Work request
Take the listing below and reproduce it in full. Change nothing.

Record extracts
════════
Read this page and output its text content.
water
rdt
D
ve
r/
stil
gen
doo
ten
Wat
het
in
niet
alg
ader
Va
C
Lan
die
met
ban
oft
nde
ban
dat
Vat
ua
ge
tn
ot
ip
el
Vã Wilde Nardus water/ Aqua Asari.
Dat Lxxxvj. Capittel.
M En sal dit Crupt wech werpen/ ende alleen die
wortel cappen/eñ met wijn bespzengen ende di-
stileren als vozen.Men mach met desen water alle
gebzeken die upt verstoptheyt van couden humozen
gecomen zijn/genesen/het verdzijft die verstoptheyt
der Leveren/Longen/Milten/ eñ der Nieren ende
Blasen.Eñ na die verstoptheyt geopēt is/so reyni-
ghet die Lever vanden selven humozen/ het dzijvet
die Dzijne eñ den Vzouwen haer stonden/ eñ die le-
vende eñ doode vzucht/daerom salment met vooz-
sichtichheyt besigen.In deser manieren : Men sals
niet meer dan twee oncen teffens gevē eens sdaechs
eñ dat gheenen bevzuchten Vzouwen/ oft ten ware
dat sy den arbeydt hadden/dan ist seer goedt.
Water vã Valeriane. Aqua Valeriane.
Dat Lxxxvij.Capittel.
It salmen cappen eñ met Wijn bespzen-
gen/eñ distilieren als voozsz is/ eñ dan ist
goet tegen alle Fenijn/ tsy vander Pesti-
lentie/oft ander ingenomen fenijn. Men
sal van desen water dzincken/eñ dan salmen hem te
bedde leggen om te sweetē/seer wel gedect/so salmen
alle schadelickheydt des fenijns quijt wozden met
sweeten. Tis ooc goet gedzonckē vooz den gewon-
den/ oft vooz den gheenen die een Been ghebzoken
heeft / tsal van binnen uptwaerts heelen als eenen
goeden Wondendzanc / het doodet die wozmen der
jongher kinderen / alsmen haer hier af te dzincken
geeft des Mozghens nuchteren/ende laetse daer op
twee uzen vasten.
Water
════════
Answer space
Read this page and output its text content.
water
rdt
D
ve
r/
stil
gen
doo
ten
Wat
het
in
niet
alg
ader
Va
C
Lan
die
met
ban
oft
nde
ban
dat
Vat
ua
ge
tn
ot
ip
el
Vã Wilde Nardus water/ Aqua Asari.
Dat Lxxxvj. Capittel.
M En sal dit Crupt wech werpen/ ende alleen die
wortel cappen/eñ met wijn bespzengen ende di-
stileren als vozen.Men mach met desen water alle
gebzeken die upt verstoptheyt van couden humozen
gecomen zijn/genesen/het verdzijft die verstoptheyt
der Leveren/Longen/Milten/ eñ der Nieren ende
Blasen.Eñ na die verstoptheyt geopēt is/so reyni-
ghet die Lever vanden selven humozen/ het dzijvet
die Dzijne eñ den Vzouwen haer stonden/ eñ die le-
vende eñ doode vzucht/daerom salment met vooz-
sichtichheyt besigen.In deser manieren : Men sals
niet meer dan twee oncen teffens gevē eens sdaechs
eñ dat gheenen bevzuchten Vzouwen/ oft ten ware
dat sy den arbeydt hadden/dan ist seer goedt.
Water vã Valeriane. Aqua Valeriane.
Dat Lxxxvij.Capittel.
It salmen cappen eñ met Wijn bespzen-
gen/eñ distilieren als voozsz is/ eñ dan ist
goet tegen alle Fenijn/ tsy vander Pesti-
lentie/oft ander ingenomen fenijn. Men
sal van desen water dzincken/eñ dan salmen hem te
bedde leggen om te sweetē/seer wel gedect/so salmen
alle schadelickheydt des fenijns quijt wozden met
sweeten. Tis ooc goet gedzonckē vooz den gewon-
den/ oft vooz den gheenen die een Been ghebzoken
heeft / tsal van binnen uptwaerts heelen als eenen
goeden Wondendzanc / het doodet die wozmen der
jongher kinderen / alsmen haer hier af te dzincken
geeft des Mozghens nuchteren/ende laetse daer op
twee uzen vasten.
Water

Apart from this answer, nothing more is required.